Recorded data:
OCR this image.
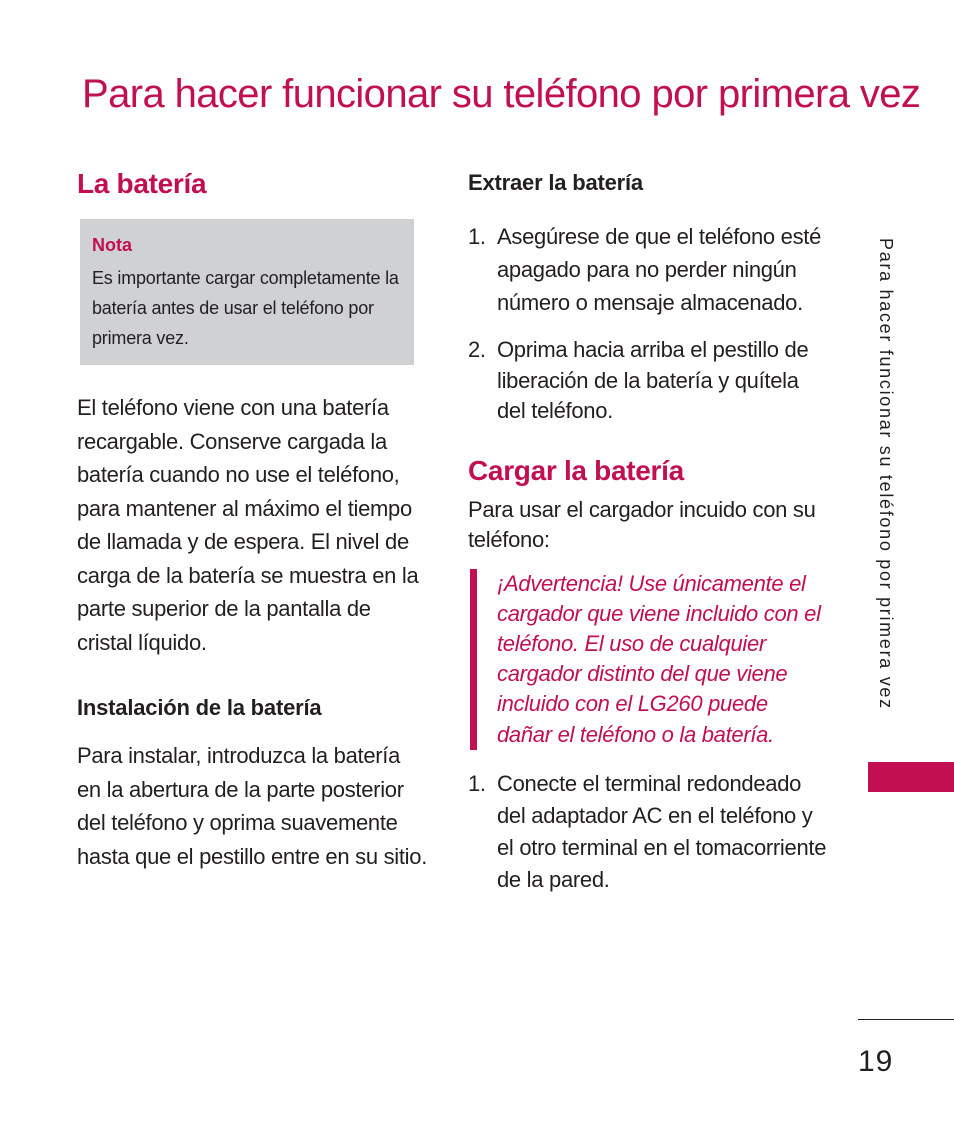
Para hacer funcionar su teléfono por primera vez
La batería

Nota

Es importante cargar completamente la batería antes de usar el teléfono por primera vez.

El teléfono viene con una batería recargable. Conserve cargada la batería cuando no use el teléfono, para mantener al máximo el tiempo de llamada y de espera. El nivel de carga de la batería se muestra en la parte superior de la pantalla de cristal líquido.

Instalación de la batería

Para instalar, introduzca la batería en la abertura de la parte posterior del teléfono y oprima suavemente hasta que el pestillo entre en su sitio.

Extraer la batería
1. Asegúrese de que el teléfono esté apagado para no perder ningún número o mensaje almacenado.
2. Oprima hacia arriba el pestillo de liberación de la batería y quítela del teléfono.
Cargar la batería

Para usar el cargador incuido con su teléfono:

¡Advertencia! Use únicamente el cargador que viene incluido con el teléfono. El uso de cualquier cargador distinto del que viene incluido con el LG260 puede dañar el teléfono o la batería.
1. Conecte el terminal redondeado del adaptador AC en el teléfono y el otro terminal en el tomacorriente de la pared.
Para hacer funcionar su teléfono por primera vez
19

* WHAT YOU ARE ASKED TO DO
Transcribe the records word for word and include no pictures.

* COMPLETED EXERCISE
OCR this image.
Para hacer funcionar su teléfono por primera vez
La batería

Nota

Es importante cargar completamente la batería antes de usar el teléfono por primera vez.

El teléfono viene con una batería recargable. Conserve cargada la batería cuando no use el teléfono, para mantener al máximo el tiempo de llamada y de espera. El nivel de carga de la batería se muestra en la parte superior de la pantalla de cristal líquido.

Instalación de la batería

Para instalar, introduzca la batería en la abertura de la parte posterior del teléfono y oprima suavemente hasta que el pestillo entre en su sitio.

Extraer la batería
1. Asegúrese de que el teléfono esté apagado para no perder ningún número o mensaje almacenado.
2. Oprima hacia arriba el pestillo de liberación de la batería y quítela del teléfono.
Cargar la batería

Para usar el cargador incuido con su teléfono:

¡Advertencia! Use únicamente el cargador que viene incluido con el teléfono. El uso de cualquier cargador distinto del que viene incluido con el LG260 puede dañar el teléfono o la batería.
1. Conecte el terminal redondeado del adaptador AC en el teléfono y el otro terminal en el tomacorriente de la pared.
Para hacer funcionar su teléfono por primera vez
19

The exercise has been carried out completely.